Task statement: Reproduce exactly the lines from the one that holds "Output a JSON" through the last line of the entries, both ends included, but not the pictures.

[Stored entries]
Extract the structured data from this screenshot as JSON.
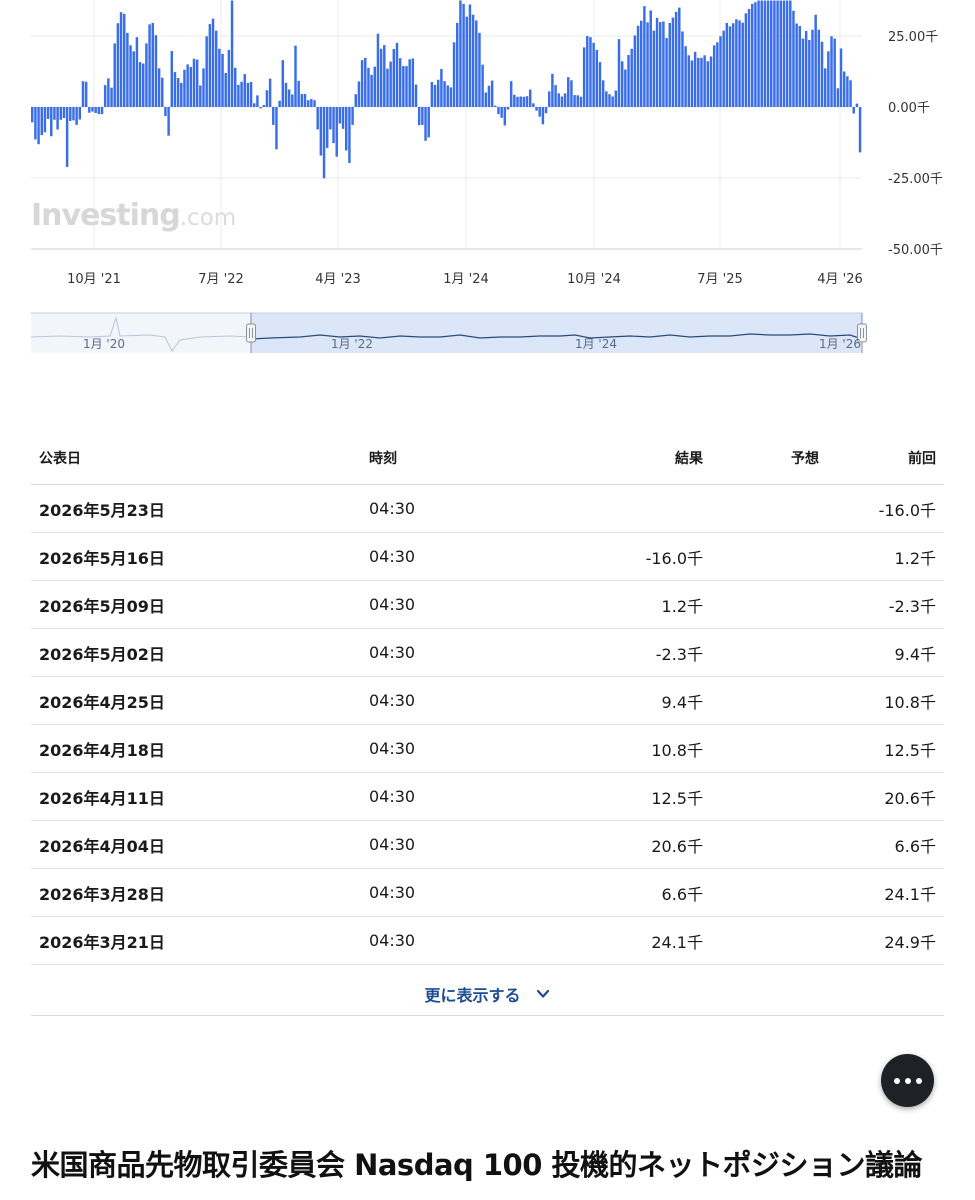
{
  "chart_data": {
    "type": "bar",
    "x_tick_labels": [
      "10月 '21",
      "7月 '22",
      "4月 '23",
      "1月 '24",
      "10月 '24",
      "7月 '25",
      "4月 '26"
    ],
    "y_tick_labels": [
      "25.00千",
      "0.00千",
      "-25.00千",
      "-50.00千"
    ],
    "y_ticks": [
      25,
      0,
      -25,
      -50
    ],
    "ylim": [
      -50,
      37.5
    ],
    "ylabel_unit": "千",
    "bar_color": "#3a6ee8",
    "grid": true,
    "series_values": [
      -5.4,
      -11.4,
      -13.1,
      -9.9,
      -8.9,
      -4.2,
      -10.3,
      -4.5,
      -7.9,
      -4.5,
      -3.9,
      -21.1,
      -4.9,
      -4.7,
      -6.3,
      -4.4,
      9.1,
      8.9,
      -2.0,
      -1.6,
      -2.1,
      -2.5,
      -2.5,
      7.7,
      10.1,
      6.8,
      22.4,
      29.5,
      33.4,
      32.8,
      26.1,
      21.7,
      19.6,
      24.6,
      15.8,
      15.3,
      22.4,
      29.1,
      29.6,
      25.3,
      13.6,
      10.3,
      -3.2,
      -10.1,
      19.7,
      12.3,
      10.2,
      8.5,
      13.1,
      15.0,
      14.1,
      17.0,
      16.7,
      7.6,
      13.6,
      24.9,
      29.2,
      31.1,
      26.9,
      20.5,
      18.7,
      12.0,
      20.1,
      37.5,
      13.8,
      7.8,
      8.9,
      11.6,
      8.5,
      8.8,
      1.3,
      4.1,
      -0.5,
      0.7,
      5.9,
      10.0,
      -6.3,
      -14.9,
      2.2,
      16.5,
      8.5,
      6.2,
      4.4,
      21.6,
      9.2,
      4.6,
      4.6,
      2.4,
      2.8,
      2.4,
      -7.9,
      -17.1,
      -25.1,
      -14.4,
      -7.9,
      -12.7,
      -17.5,
      -5.8,
      -7.7,
      -15.3,
      -19.7,
      -6.3,
      4.5,
      9.0,
      16.5,
      17.3,
      13.8,
      11.3,
      14.2,
      25.8,
      20.5,
      21.8,
      13.5,
      16.0,
      20.4,
      22.6,
      17.2,
      14.4,
      14.4,
      16.8,
      17.1,
      7.9,
      -6.4,
      -6.3,
      -11.9,
      -10.7,
      8.8,
      7.8,
      9.6,
      13.4,
      9.1,
      7.6,
      6.9,
      22.8,
      29.6,
      37.5,
      36.3,
      31.8,
      36.1,
      32.5,
      30.5,
      26.1,
      14.9,
      5.1,
      7.5,
      9.3,
      0.5,
      -2.5,
      -3.8,
      -6.5,
      -0.9,
      9.1,
      4.3,
      3.6,
      3.7,
      3.6,
      3.8,
      6.1,
      1.3,
      -1.3,
      -3.4,
      -6.1,
      -2.2,
      5.5,
      11.7,
      7.7,
      4.8,
      3.7,
      4.8,
      10.5,
      9.4,
      4.2,
      4.1,
      3.6,
      21.0,
      25.0,
      24.6,
      22.6,
      20.1,
      15.8,
      9.4,
      5.5,
      4.5,
      3.7,
      5.8,
      23.9,
      16.1,
      13.2,
      18.3,
      20.5,
      25.2,
      28.6,
      30.4,
      35.5,
      29.8,
      34.0,
      26.9,
      31.4,
      29.9,
      30.1,
      24.3,
      29.6,
      31.5,
      33.5,
      35.0,
      26.6,
      21.4,
      18.2,
      16.4,
      19.4,
      17.3,
      17.3,
      18.2,
      16.1,
      17.8,
      21.7,
      22.8,
      24.9,
      26.9,
      29.6,
      28.4,
      29.5,
      30.9,
      30.5,
      29.7,
      33.0,
      34.5,
      36.3,
      36.9,
      37.5,
      37.5,
      37.5,
      37.5,
      37.5,
      37.5,
      37.5,
      37.5,
      37.5,
      37.5,
      37.5,
      33.9,
      29.4,
      28.5,
      24.1,
      26.8,
      23.6,
      27.2,
      32.5,
      27.2,
      23.0,
      13.6,
      19.6,
      24.9,
      24.1,
      6.6,
      20.6,
      12.5,
      10.8,
      9.4,
      -2.3,
      1.2,
      -16.0
    ],
    "navigator": {
      "x_tick_labels": [
        "1月 '20",
        "1月 '22",
        "1月 '24",
        "1月 '26"
      ]
    },
    "watermark": {
      "main": "Investing",
      "suffix": ".com"
    }
  },
  "table": {
    "headers": {
      "date": "公表日",
      "time": "時刻",
      "actual": "結果",
      "forecast": "予想",
      "previous": "前回"
    },
    "rows": [
      {
        "date": "2026年5月23日",
        "time": "04:30",
        "actual": "",
        "forecast": "",
        "previous": "-16.0千"
      },
      {
        "date": "2026年5月16日",
        "time": "04:30",
        "actual": "-16.0千",
        "forecast": "",
        "previous": "1.2千"
      },
      {
        "date": "2026年5月09日",
        "time": "04:30",
        "actual": "1.2千",
        "forecast": "",
        "previous": "-2.3千"
      },
      {
        "date": "2026年5月02日",
        "time": "04:30",
        "actual": "-2.3千",
        "forecast": "",
        "previous": "9.4千"
      },
      {
        "date": "2026年4月25日",
        "time": "04:30",
        "actual": "9.4千",
        "forecast": "",
        "previous": "10.8千"
      },
      {
        "date": "2026年4月18日",
        "time": "04:30",
        "actual": "10.8千",
        "forecast": "",
        "previous": "12.5千"
      },
      {
        "date": "2026年4月11日",
        "time": "04:30",
        "actual": "12.5千",
        "forecast": "",
        "previous": "20.6千"
      },
      {
        "date": "2026年4月04日",
        "time": "04:30",
        "actual": "20.6千",
        "forecast": "",
        "previous": "6.6千"
      },
      {
        "date": "2026年3月28日",
        "time": "04:30",
        "actual": "6.6千",
        "forecast": "",
        "previous": "24.1千"
      },
      {
        "date": "2026年3月21日",
        "time": "04:30",
        "actual": "24.1千",
        "forecast": "",
        "previous": "24.9千"
      }
    ]
  },
  "show_more_label": "更に表示する",
  "page_title": "米国商品先物取引委員会 Nasdaq 100 投機的ネットポジション議論"
}
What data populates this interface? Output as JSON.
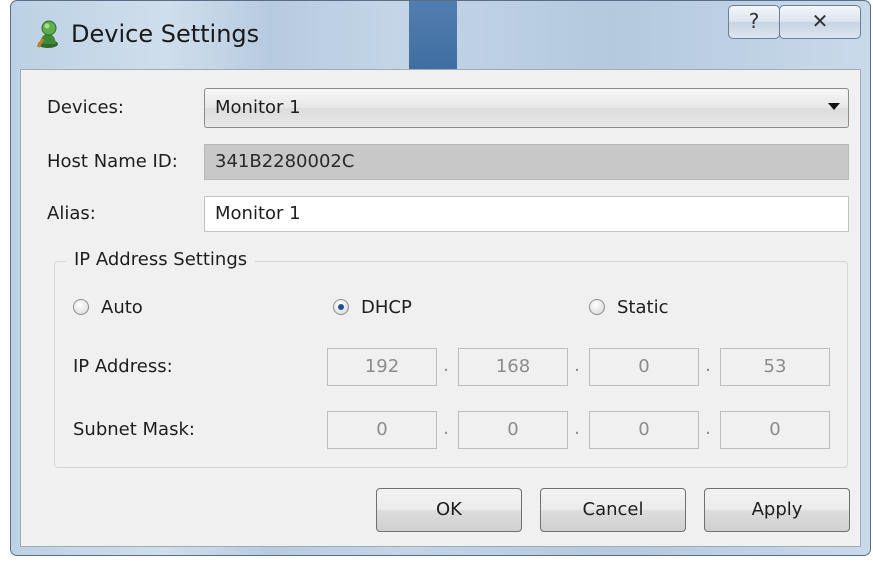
{
  "window": {
    "title": "Device Settings",
    "help_label": "?",
    "close_label": "✕"
  },
  "form": {
    "devices_label": "Devices:",
    "devices_value": "Monitor 1",
    "host_label": "Host Name ID:",
    "host_value": "341B2280002C",
    "alias_label": "Alias:",
    "alias_value": "Monitor 1"
  },
  "ip_settings": {
    "legend": "IP Address Settings",
    "modes": [
      {
        "label": "Auto",
        "selected": false
      },
      {
        "label": "DHCP",
        "selected": true
      },
      {
        "label": "Static",
        "selected": false
      }
    ],
    "ip_label": "IP Address:",
    "ip_octets": [
      "192",
      "168",
      "0",
      "53"
    ],
    "subnet_label": "Subnet Mask:",
    "subnet_octets": [
      "0",
      "0",
      "0",
      "0"
    ],
    "separator": "."
  },
  "buttons": {
    "ok": "OK",
    "cancel": "Cancel",
    "apply": "Apply"
  }
}
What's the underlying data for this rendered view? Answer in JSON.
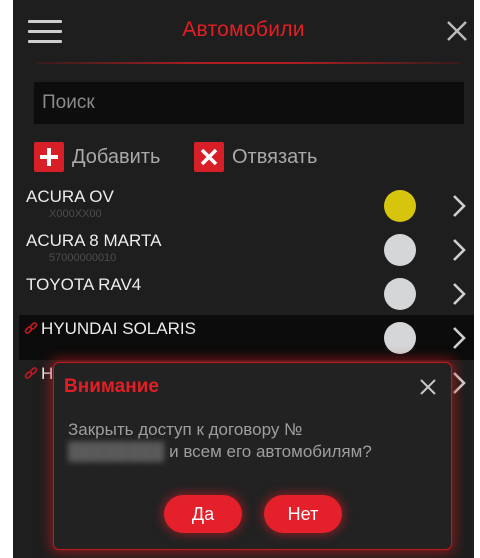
{
  "header": {
    "title": "Автомобили",
    "menu_icon": "hamburger-icon",
    "close_icon": "close-icon"
  },
  "search": {
    "placeholder": "Поиск"
  },
  "actions": {
    "add_label": "Добавить",
    "unbind_label": "Отвязать"
  },
  "cars": [
    {
      "name": "ACURA OV",
      "plate": "X000XX00",
      "status_color": "#d6c40d",
      "linked": false,
      "selected": false
    },
    {
      "name": "ACURA 8 MARTA",
      "plate": "57000000010",
      "status_color": "#d5d6d8",
      "linked": false,
      "selected": false
    },
    {
      "name": "TOYOTA RAV4",
      "plate": "",
      "status_color": "#d5d6d8",
      "linked": false,
      "selected": false
    },
    {
      "name": "HYUNDAI SOLARIS",
      "plate": "",
      "status_color": "#d5d6d8",
      "linked": true,
      "selected": true
    },
    {
      "name": "H",
      "plate": "",
      "status_color": "#d5d6d8",
      "linked": true,
      "selected": false
    }
  ],
  "dialog": {
    "title": "Внимание",
    "message_line1": "Закрыть доступ к договору №",
    "contract_number": "",
    "message_line2": "и всем его автомобилям?",
    "yes_label": "Да",
    "no_label": "Нет"
  },
  "colors": {
    "accent": "#e31e24",
    "background": "#1e1e1e",
    "status_yellow": "#d6c40d",
    "status_grey": "#d5d6d8"
  }
}
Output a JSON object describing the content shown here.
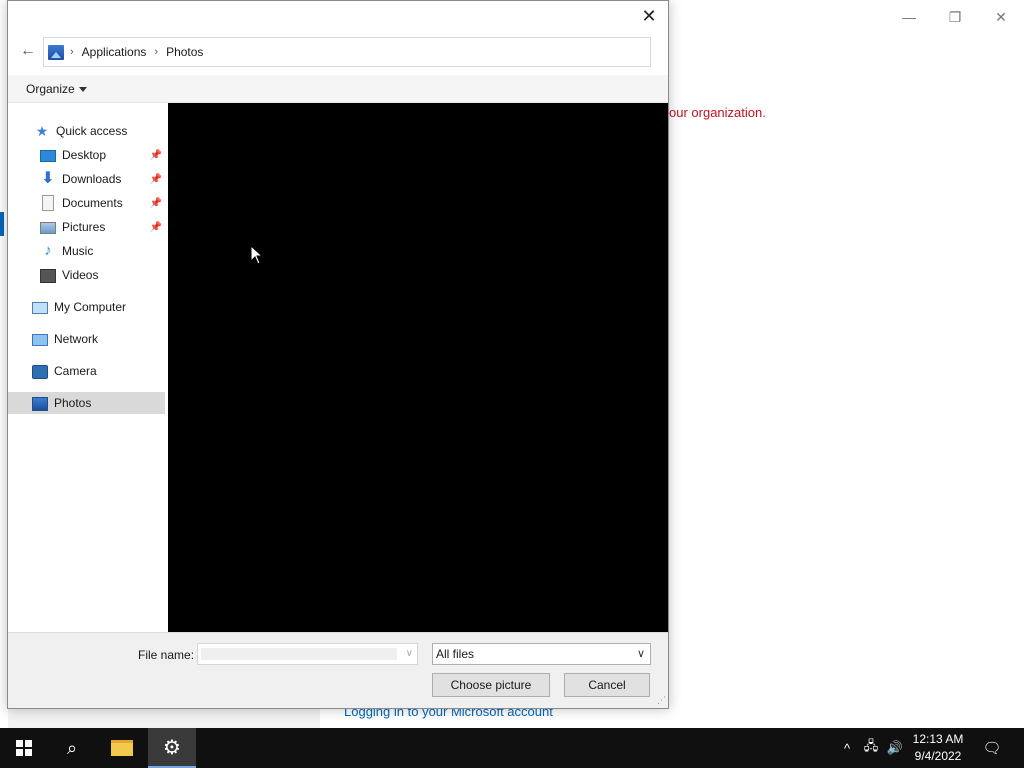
{
  "background_window": {
    "error_text": "our organization.",
    "link_text": "Logging in to your Microsoft account",
    "minimize_glyph": "—",
    "maximize_glyph": "❐",
    "close_glyph": "✕"
  },
  "dialog": {
    "close_glyph": "✕",
    "back_glyph": "←",
    "address": {
      "separator": "›",
      "crumbs": [
        "Applications",
        "Photos"
      ]
    },
    "organize_label": "Organize",
    "nav": {
      "quick_access": "Quick access",
      "items": [
        {
          "label": "Desktop",
          "icon": "desktop-icon",
          "pinned": true
        },
        {
          "label": "Downloads",
          "icon": "downloads-icon",
          "pinned": true
        },
        {
          "label": "Documents",
          "icon": "documents-icon",
          "pinned": true
        },
        {
          "label": "Pictures",
          "icon": "pictures-icon",
          "pinned": true
        },
        {
          "label": "Music",
          "icon": "music-icon",
          "pinned": false
        },
        {
          "label": "Videos",
          "icon": "videos-icon",
          "pinned": false
        }
      ],
      "my_computer": "My Computer",
      "network": "Network",
      "camera": "Camera",
      "photos": "Photos",
      "selected": "Photos",
      "pin_glyph": "📌"
    },
    "footer": {
      "file_name_label": "File name:",
      "file_name_value": "",
      "filter_value": "All files",
      "choose_label": "Choose picture",
      "cancel_label": "Cancel"
    }
  },
  "taskbar": {
    "time": "12:13 AM",
    "date": "9/4/2022",
    "search_glyph": "⌕",
    "settings_glyph": "⚙",
    "tray_up_glyph": "^",
    "network_glyph": "🖧",
    "volume_glyph": "🔊",
    "notification_glyph": "🗨"
  }
}
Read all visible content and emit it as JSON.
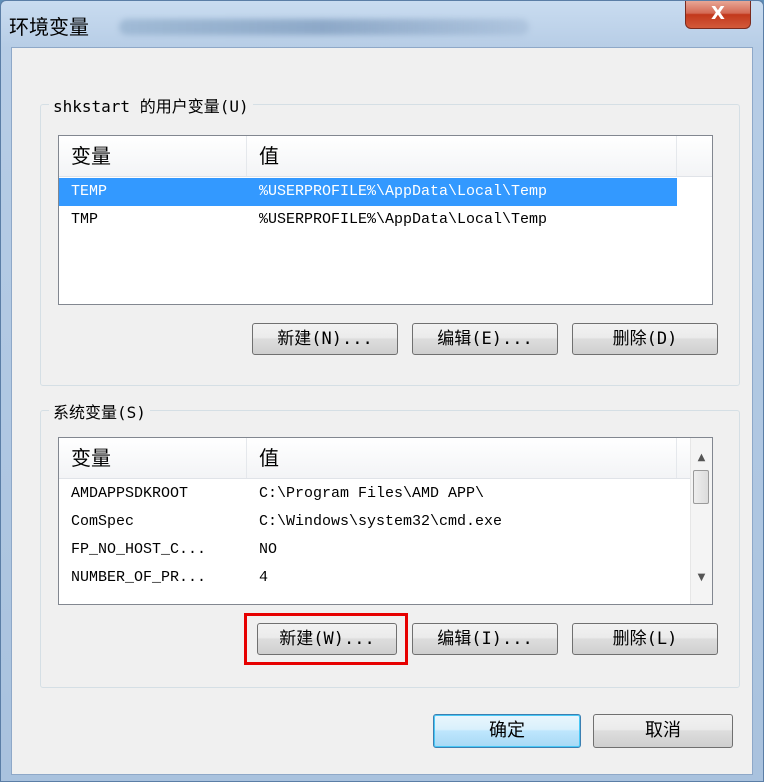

Task output:
Output a JSON object describing the content shown here.
{
  "background_window": {
    "error_text": "our organization.",
    "link_text": "Logging in to your Microsoft account",
    "minimize_glyph": "—",
    "maximize_glyph": "❐",
    "close_glyph": "✕"
  },
  "dialog": {
    "close_glyph": "✕",
    "back_glyph": "←",
    "address": {
      "separator": "›",
      "crumbs": [
        "Applications",
        "Photos"
      ]
    },
    "organize_label": "Organize",
    "nav": {
      "quick_access": "Quick access",
      "items": [
        {
          "label": "Desktop",
          "icon": "desktop-icon",
          "pinned": true
        },
        {
          "label": "Downloads",
          "icon": "downloads-icon",
          "pinned": true
        },
        {
          "label": "Documents",
          "icon": "documents-icon",
          "pinned": true
        },
        {
          "label": "Pictures",
          "icon": "pictures-icon",
          "pinned": true
        },
        {
          "label": "Music",
          "icon": "music-icon",
          "pinned": false
        },
        {
          "label": "Videos",
          "icon": "videos-icon",
          "pinned": false
        }
      ],
      "my_computer": "My Computer",
      "network": "Network",
      "camera": "Camera",
      "photos": "Photos",
      "selected": "Photos",
      "pin_glyph": "📌"
    },
    "footer": {
      "file_name_label": "File name:",
      "file_name_value": "",
      "filter_value": "All files",
      "choose_label": "Choose picture",
      "cancel_label": "Cancel"
    }
  },
  "taskbar": {
    "time": "12:13 AM",
    "date": "9/4/2022",
    "search_glyph": "⌕",
    "settings_glyph": "⚙",
    "tray_up_glyph": "^",
    "network_glyph": "🖧",
    "volume_glyph": "🔊",
    "notification_glyph": "🗨"
  }
}
Read all visible content and emit it as JSON.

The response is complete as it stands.